TASK OBJECTIVE – All of the entries must be reproduced exactly, with no images carried over.

Raw records

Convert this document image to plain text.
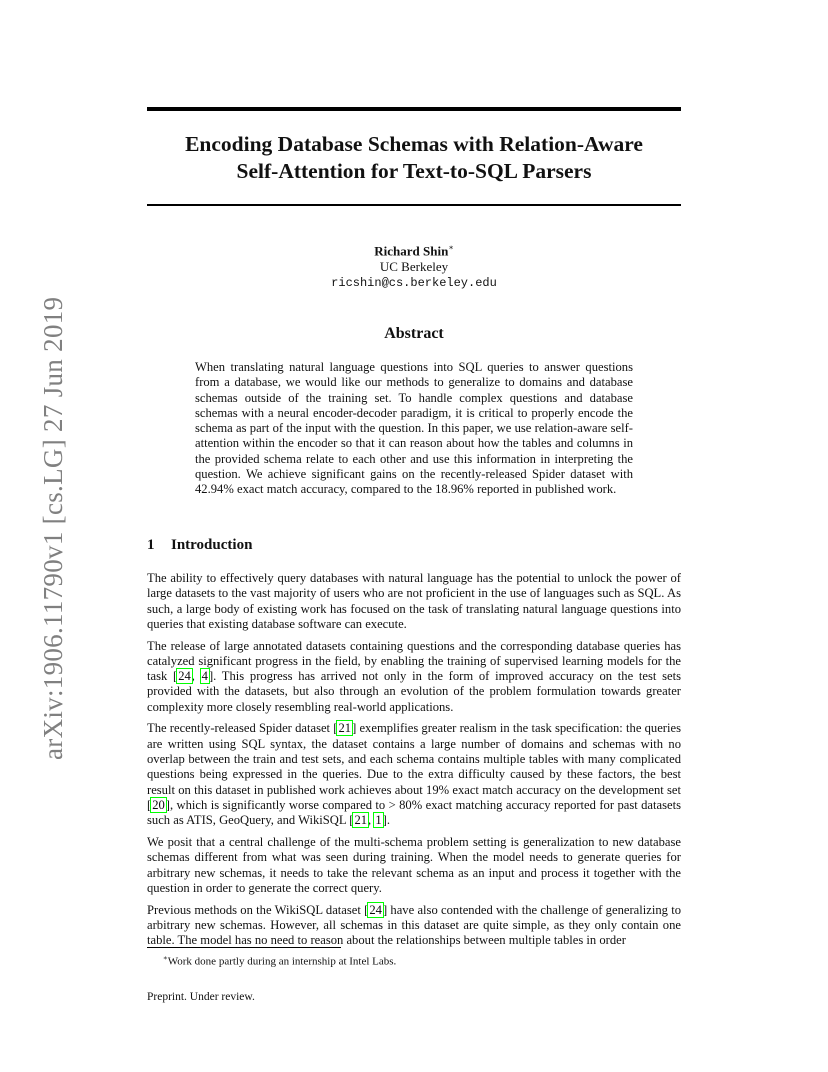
arXiv:1906.11790v1 [cs.LG] 27 Jun 2019
Encoding Database Schemas with Relation-Aware
Self-Attention for Text-to-SQL Parsers
Richard Shin∗
UC Berkeley
ricshin@cs.berkeley.edu
Abstract
When translating natural language questions into SQL queries to answer questions from a database, we would like our methods to generalize to domains and database schemas outside of the training set. To handle complex questions and database schemas with a neural encoder-decoder paradigm, it is critical to properly encode the schema as part of the input with the question. In this paper, we use relation-aware self-attention within the encoder so that it can reason about how the tables and columns in the provided schema relate to each other and use this information in interpreting the question. We achieve significant gains on the recently-released Spider dataset with 42.94% exact match accuracy, compared to the 18.96% reported in published work.
1 Introduction

The ability to effectively query databases with natural language has the potential to unlock the power of large datasets to the vast majority of users who are not proficient in the use of languages such as SQL. As such, a large body of existing work has focused on the task of translating natural language questions into queries that existing database software can execute.

The release of large annotated datasets containing questions and the corresponding database queries has catalyzed significant progress in the field, by enabling the training of supervised learning models for the task [24, 4]. This progress has arrived not only in the form of improved accuracy on the test sets provided with the datasets, but also through an evolution of the problem formulation towards greater complexity more closely resembling real-world applications.

The recently-released Spider dataset [21] exemplifies greater realism in the task specification: the queries are written using SQL syntax, the dataset contains a large number of domains and schemas with no overlap between the train and test sets, and each schema contains multiple tables with many complicated questions being expressed in the queries. Due to the extra difficulty caused by these factors, the best result on this dataset in published work achieves about 19% exact match accuracy on the development set [20], which is significantly worse compared to > 80% exact matching accuracy reported for past datasets such as ATIS, GeoQuery, and WikiSQL [21, 1].

We posit that a central challenge of the multi-schema problem setting is generalization to new database schemas different from what was seen during training. When the model needs to generate queries for arbitrary new schemas, it needs to take the relevant schema as an input and process it together with the question in order to generate the correct query.

Previous methods on the WikiSQL dataset [24] have also contended with the challenge of generalizing to arbitrary new schemas. However, all schemas in this dataset are quite simple, as they only contain one table. The model has no need to reason about the relationships between multiple tables in order

∗Work done partly during an internship at Intel Labs.
Preprint. Under review.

RESPONSE –
Convert this document image to plain text.
arXiv:1906.11790v1 [cs.LG] 27 Jun 2019
Encoding Database Schemas with Relation-Aware
Self-Attention for Text-to-SQL Parsers
Richard Shin∗
UC Berkeley
ricshin@cs.berkeley.edu
Abstract
When translating natural language questions into SQL queries to answer questions from a database, we would like our methods to generalize to domains and database schemas outside of the training set. To handle complex questions and database schemas with a neural encoder-decoder paradigm, it is critical to properly encode the schema as part of the input with the question. In this paper, we use relation-aware self-attention within the encoder so that it can reason about how the tables and columns in the provided schema relate to each other and use this information in interpreting the question. We achieve significant gains on the recently-released Spider dataset with 42.94% exact match accuracy, compared to the 18.96% reported in published work.
1 Introduction

The ability to effectively query databases with natural language has the potential to unlock the power of large datasets to the vast majority of users who are not proficient in the use of languages such as SQL. As such, a large body of existing work has focused on the task of translating natural language questions into queries that existing database software can execute.

The release of large annotated datasets containing questions and the corresponding database queries has catalyzed significant progress in the field, by enabling the training of supervised learning models for the task [24, 4]. This progress has arrived not only in the form of improved accuracy on the test sets provided with the datasets, but also through an evolution of the problem formulation towards greater complexity more closely resembling real-world applications.

The recently-released Spider dataset [21] exemplifies greater realism in the task specification: the queries are written using SQL syntax, the dataset contains a large number of domains and schemas with no overlap between the train and test sets, and each schema contains multiple tables with many complicated questions being expressed in the queries. Due to the extra difficulty caused by these factors, the best result on this dataset in published work achieves about 19% exact match accuracy on the development set [20], which is significantly worse compared to > 80% exact matching accuracy reported for past datasets such as ATIS, GeoQuery, and WikiSQL [21, 1].

We posit that a central challenge of the multi-schema problem setting is generalization to new database schemas different from what was seen during training. When the model needs to generate queries for arbitrary new schemas, it needs to take the relevant schema as an input and process it together with the question in order to generate the correct query.

Previous methods on the WikiSQL dataset [24] have also contended with the challenge of generalizing to arbitrary new schemas. However, all schemas in this dataset are quite simple, as they only contain one table. The model has no need to reason about the relationships between multiple tables in order

∗Work done partly during an internship at Intel Labs.
Preprint. Under review.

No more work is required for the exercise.